# WHAT THIS TASK INVOLVES
Below is a listing; reproduce each line of it exactly.
● ● ● ● ●
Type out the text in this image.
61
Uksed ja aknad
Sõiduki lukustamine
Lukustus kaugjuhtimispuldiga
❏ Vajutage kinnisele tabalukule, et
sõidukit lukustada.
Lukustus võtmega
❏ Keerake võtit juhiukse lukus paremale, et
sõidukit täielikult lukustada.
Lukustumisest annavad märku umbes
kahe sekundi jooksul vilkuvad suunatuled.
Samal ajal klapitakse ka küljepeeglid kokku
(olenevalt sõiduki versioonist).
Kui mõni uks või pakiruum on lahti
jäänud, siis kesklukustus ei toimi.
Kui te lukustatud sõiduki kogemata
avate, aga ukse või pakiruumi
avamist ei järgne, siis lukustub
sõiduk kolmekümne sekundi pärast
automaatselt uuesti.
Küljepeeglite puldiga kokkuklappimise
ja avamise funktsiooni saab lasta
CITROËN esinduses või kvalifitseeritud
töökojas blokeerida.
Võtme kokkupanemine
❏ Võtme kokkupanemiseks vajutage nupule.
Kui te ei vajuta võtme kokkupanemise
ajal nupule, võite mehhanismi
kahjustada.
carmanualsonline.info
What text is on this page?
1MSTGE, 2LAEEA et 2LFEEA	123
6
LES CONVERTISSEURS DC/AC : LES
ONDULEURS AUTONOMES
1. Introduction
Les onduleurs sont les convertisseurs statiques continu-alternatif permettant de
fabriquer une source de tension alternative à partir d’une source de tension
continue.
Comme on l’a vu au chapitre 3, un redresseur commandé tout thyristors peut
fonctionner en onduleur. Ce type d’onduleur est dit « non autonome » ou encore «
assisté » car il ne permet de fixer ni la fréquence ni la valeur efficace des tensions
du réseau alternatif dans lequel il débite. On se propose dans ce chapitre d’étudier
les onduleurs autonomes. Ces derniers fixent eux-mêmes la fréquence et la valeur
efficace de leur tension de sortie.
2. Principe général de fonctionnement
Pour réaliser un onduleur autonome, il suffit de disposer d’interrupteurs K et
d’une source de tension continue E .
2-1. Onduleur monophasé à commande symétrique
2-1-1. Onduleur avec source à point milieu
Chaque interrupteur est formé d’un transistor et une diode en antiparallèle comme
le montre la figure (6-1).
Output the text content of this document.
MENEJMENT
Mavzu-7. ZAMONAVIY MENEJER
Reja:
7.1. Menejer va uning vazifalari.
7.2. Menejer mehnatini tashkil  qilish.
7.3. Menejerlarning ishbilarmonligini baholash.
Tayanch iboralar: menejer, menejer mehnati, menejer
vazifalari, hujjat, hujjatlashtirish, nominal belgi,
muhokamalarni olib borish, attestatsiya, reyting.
● ● ● ● ●
# WORKED SOLUTION
Type out the text in this image.
61
Uksed ja aknad
Sõiduki lukustamine
Lukustus kaugjuhtimispuldiga
❏ Vajutage kinnisele tabalukule, et
sõidukit lukustada.
Lukustus võtmega
❏ Keerake võtit juhiukse lukus paremale, et
sõidukit täielikult lukustada.
Lukustumisest annavad märku umbes
kahe sekundi jooksul vilkuvad suunatuled.
Samal ajal klapitakse ka küljepeeglid kokku
(olenevalt sõiduki versioonist).
Kui mõni uks või pakiruum on lahti
jäänud, siis kesklukustus ei toimi.
Kui te lukustatud sõiduki kogemata
avate, aga ukse või pakiruumi
avamist ei järgne, siis lukustub
sõiduk kolmekümne sekundi pärast
automaatselt uuesti.
Küljepeeglite puldiga kokkuklappimise
ja avamise funktsiooni saab lasta
CITROËN esinduses või kvalifitseeritud
töökojas blokeerida.
Võtme kokkupanemine
❏ Võtme kokkupanemiseks vajutage nupule.
Kui te ei vajuta võtme kokkupanemise
ajal nupule, võite mehhanismi
kahjustada.
carmanualsonline.info
What text is on this page?
1MSTGE, 2LAEEA et 2LFEEA	123
6
LES CONVERTISSEURS DC/AC : LES
ONDULEURS AUTONOMES
1. Introduction
Les onduleurs sont les convertisseurs statiques continu-alternatif permettant de
fabriquer une source de tension alternative à partir d’une source de tension
continue.
Comme on l’a vu au chapitre 3, un redresseur commandé tout thyristors peut
fonctionner en onduleur. Ce type d’onduleur est dit « non autonome » ou encore «
assisté » car il ne permet de fixer ni la fréquence ni la valeur efficace des tensions
du réseau alternatif dans lequel il débite. On se propose dans ce chapitre d’étudier
les onduleurs autonomes. Ces derniers fixent eux-mêmes la fréquence et la valeur
efficace de leur tension de sortie.
2. Principe général de fonctionnement
Pour réaliser un onduleur autonome, il suffit de disposer d’interrupteurs K et
d’une source de tension continue E .
2-1. Onduleur monophasé à commande symétrique
2-1-1. Onduleur avec source à point milieu
Chaque interrupteur est formé d’un transistor et une diode en antiparallèle comme
le montre la figure (6-1).
Output the text content of this document.
MENEJMENT
Mavzu-7. ZAMONAVIY MENEJER
Reja:
7.1. Menejer va uning vazifalari.
7.2. Menejer mehnatini tashkil  qilish.
7.3. Menejerlarning ishbilarmonligini baholash.
Tayanch iboralar: menejer, menejer mehnati, menejer
vazifalari, hujjat, hujjatlashtirish, nominal belgi,
muhokamalarni olib borish, attestatsiya, reyting.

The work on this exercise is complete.